** START Text provided **

I have seen this phenomenon before and thus tested an image when high intensity was used briefly, waited, then did another burst of high intensity. No change vs doing a single high intensity. If you do a gradual increase in intensity, it acts exactly the same as if you used diffused light throughout, but the reverse produces the same as high intensity.
I think the answer lies in the self-masking effects of a POP system, where that first burst of light creates the mask and you end up with your given contrast based thereon.
Hey guys, thanks for weighing in on this.
The more I've thought about it the more I think the whole(?) phenomenon can be explained with reciprocity failure. Each successively more dense part of a negative is going to experience more 'reciprocity failure', and if the overall intensity of light is reduced this effect will be exaggerated throughout the scale of densities (thus, more contrast).
The masking explanation doesn't make sense to me... and that's not to say it's wrong, but I just can't reason it out myself. My thinking is that the printed out silver which constitutes a mask is going to be formed at the exact moment the silver-chloride achieves enough exposure and that's that. You can't sneak in any silver ahead of, or behind exposure. The mask is built up gradually just like the exposure is; in fact it's created in direct proportion to exposure, it is after all our only evidence of exposure. This doesn't belie the reciprocity failure explanation (the disproportionate relationship of light to exposure). It's impossible however, for exposure and deposited silver to diverge from one another, they're 1 in the same, and if that's the case, how can the masking have an effect on contrast between 2 different exposures of the same negative?

** END Text provided **
** START Extracted data **

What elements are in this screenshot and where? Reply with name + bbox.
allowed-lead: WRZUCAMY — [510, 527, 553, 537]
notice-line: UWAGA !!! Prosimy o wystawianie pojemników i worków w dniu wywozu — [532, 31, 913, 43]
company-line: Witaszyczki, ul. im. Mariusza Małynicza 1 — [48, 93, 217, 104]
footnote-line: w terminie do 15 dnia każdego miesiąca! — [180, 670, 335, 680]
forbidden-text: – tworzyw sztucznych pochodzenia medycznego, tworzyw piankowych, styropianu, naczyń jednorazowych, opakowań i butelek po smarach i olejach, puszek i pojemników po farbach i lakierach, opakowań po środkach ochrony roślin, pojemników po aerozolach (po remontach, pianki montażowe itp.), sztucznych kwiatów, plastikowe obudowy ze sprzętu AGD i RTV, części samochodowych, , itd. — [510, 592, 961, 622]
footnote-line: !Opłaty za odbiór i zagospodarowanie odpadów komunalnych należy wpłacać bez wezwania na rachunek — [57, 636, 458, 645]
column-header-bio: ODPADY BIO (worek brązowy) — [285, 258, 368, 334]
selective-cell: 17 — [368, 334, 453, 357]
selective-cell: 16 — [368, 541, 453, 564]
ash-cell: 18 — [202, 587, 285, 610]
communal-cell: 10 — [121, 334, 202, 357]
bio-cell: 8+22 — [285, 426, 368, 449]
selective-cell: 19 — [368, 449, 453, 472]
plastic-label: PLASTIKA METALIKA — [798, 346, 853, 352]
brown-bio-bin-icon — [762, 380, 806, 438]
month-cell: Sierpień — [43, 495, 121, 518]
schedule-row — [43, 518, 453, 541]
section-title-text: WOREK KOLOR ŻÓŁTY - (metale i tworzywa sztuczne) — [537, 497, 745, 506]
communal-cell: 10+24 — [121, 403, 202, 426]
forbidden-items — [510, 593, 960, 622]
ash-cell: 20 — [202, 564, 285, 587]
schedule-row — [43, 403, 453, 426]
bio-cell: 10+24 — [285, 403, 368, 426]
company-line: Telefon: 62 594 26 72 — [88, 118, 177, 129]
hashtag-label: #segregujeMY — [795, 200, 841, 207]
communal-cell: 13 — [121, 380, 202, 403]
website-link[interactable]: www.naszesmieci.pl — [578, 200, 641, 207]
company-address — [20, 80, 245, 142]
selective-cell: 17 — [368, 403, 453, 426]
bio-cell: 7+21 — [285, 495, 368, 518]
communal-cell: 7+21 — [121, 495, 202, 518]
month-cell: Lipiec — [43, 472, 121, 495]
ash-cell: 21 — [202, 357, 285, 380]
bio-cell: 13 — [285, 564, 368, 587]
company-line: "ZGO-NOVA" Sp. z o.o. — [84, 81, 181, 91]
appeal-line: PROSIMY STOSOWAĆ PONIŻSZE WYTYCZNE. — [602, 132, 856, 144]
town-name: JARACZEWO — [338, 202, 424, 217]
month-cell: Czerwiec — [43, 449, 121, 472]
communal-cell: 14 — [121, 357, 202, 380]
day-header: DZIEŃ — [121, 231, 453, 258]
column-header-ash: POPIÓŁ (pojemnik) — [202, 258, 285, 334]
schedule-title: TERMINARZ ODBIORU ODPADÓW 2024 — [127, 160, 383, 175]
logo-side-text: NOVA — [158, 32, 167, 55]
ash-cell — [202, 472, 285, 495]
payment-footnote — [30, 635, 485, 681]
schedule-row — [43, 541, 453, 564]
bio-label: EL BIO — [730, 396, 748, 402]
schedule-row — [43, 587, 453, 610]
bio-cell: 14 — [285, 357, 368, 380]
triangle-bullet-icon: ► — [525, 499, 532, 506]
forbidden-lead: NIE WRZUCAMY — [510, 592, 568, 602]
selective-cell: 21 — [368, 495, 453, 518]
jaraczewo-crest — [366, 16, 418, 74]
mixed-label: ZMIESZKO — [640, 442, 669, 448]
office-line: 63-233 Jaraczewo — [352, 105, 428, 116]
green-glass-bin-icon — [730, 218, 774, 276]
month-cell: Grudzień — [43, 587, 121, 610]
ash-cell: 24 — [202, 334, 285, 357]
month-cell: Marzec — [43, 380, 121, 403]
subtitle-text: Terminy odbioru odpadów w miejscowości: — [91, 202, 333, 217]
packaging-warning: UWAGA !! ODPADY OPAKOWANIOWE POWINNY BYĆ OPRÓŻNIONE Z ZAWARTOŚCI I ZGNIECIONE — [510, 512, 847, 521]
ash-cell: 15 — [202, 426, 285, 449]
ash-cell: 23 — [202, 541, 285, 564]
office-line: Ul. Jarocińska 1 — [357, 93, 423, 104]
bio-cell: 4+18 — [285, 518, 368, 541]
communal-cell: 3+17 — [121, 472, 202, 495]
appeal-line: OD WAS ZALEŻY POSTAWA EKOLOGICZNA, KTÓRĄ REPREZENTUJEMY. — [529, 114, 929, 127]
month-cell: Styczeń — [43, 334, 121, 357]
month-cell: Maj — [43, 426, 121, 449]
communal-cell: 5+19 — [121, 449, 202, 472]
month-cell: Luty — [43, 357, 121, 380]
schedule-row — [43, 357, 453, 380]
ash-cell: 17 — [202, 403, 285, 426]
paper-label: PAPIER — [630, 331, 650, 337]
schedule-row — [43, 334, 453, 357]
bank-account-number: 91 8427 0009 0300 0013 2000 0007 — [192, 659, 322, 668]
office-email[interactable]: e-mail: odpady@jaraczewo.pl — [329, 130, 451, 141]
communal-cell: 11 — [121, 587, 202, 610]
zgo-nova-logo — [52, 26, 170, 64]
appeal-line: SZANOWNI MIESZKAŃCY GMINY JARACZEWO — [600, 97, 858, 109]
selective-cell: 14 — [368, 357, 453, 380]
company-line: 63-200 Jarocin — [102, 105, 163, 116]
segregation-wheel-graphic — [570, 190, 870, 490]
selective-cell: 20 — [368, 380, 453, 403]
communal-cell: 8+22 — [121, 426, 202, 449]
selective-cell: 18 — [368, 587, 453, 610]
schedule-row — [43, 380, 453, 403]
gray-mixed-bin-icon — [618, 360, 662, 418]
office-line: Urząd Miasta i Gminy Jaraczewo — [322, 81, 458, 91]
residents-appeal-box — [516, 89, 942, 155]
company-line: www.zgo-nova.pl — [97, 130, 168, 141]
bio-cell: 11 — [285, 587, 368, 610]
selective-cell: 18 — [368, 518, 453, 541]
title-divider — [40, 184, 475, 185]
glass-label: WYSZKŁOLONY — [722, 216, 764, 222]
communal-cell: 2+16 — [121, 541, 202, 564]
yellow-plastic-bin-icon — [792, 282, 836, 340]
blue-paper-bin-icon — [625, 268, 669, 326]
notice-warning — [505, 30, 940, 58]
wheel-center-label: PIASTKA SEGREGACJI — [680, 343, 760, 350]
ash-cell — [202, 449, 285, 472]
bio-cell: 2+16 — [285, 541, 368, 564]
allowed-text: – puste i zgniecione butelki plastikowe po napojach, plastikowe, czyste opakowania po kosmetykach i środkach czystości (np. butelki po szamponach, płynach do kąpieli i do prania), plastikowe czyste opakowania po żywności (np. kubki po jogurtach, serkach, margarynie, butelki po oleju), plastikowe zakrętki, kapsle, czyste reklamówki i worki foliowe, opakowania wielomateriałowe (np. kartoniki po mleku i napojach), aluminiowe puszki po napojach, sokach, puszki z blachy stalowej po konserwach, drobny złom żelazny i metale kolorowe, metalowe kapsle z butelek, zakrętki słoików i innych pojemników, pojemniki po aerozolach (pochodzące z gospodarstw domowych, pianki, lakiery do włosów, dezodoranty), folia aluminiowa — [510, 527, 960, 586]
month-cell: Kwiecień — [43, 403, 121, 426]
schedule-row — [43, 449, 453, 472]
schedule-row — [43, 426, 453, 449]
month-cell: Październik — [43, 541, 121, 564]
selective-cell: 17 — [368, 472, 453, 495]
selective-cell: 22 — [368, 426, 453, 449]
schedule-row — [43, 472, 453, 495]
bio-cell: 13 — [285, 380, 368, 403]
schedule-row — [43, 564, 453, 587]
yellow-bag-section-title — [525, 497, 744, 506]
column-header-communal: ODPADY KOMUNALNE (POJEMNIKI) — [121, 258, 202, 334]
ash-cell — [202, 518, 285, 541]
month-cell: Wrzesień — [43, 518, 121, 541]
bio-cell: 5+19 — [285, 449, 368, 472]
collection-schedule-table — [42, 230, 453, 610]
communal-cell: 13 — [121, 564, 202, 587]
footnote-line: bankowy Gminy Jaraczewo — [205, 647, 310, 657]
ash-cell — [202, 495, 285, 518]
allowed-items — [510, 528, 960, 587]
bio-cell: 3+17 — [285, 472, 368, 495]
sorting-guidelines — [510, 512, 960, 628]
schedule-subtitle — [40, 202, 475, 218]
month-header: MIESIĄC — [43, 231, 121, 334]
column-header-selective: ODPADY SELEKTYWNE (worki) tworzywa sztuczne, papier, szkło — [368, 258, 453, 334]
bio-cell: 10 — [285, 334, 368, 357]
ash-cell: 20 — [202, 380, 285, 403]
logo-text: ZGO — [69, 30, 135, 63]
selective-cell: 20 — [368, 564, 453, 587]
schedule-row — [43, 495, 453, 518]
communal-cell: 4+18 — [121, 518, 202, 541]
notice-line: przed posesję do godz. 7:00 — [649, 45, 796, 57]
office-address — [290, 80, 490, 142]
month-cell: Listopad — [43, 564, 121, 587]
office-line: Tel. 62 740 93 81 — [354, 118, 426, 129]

** END Extracted data **

▸ **Given exercise**:
Reproduce the stretch of the discussion on print contrast from "I think the answer" through "in on this.", with "POP system" renamed to "printing-out process". The material isn't needed here.

▸ **Correct result**:
I think the answer lies in the self-masking effects of a printing-out process, where that first burst of light creates the mask and you end up with your given contrast based thereon.
Hey guys, thanks for weighing in on this.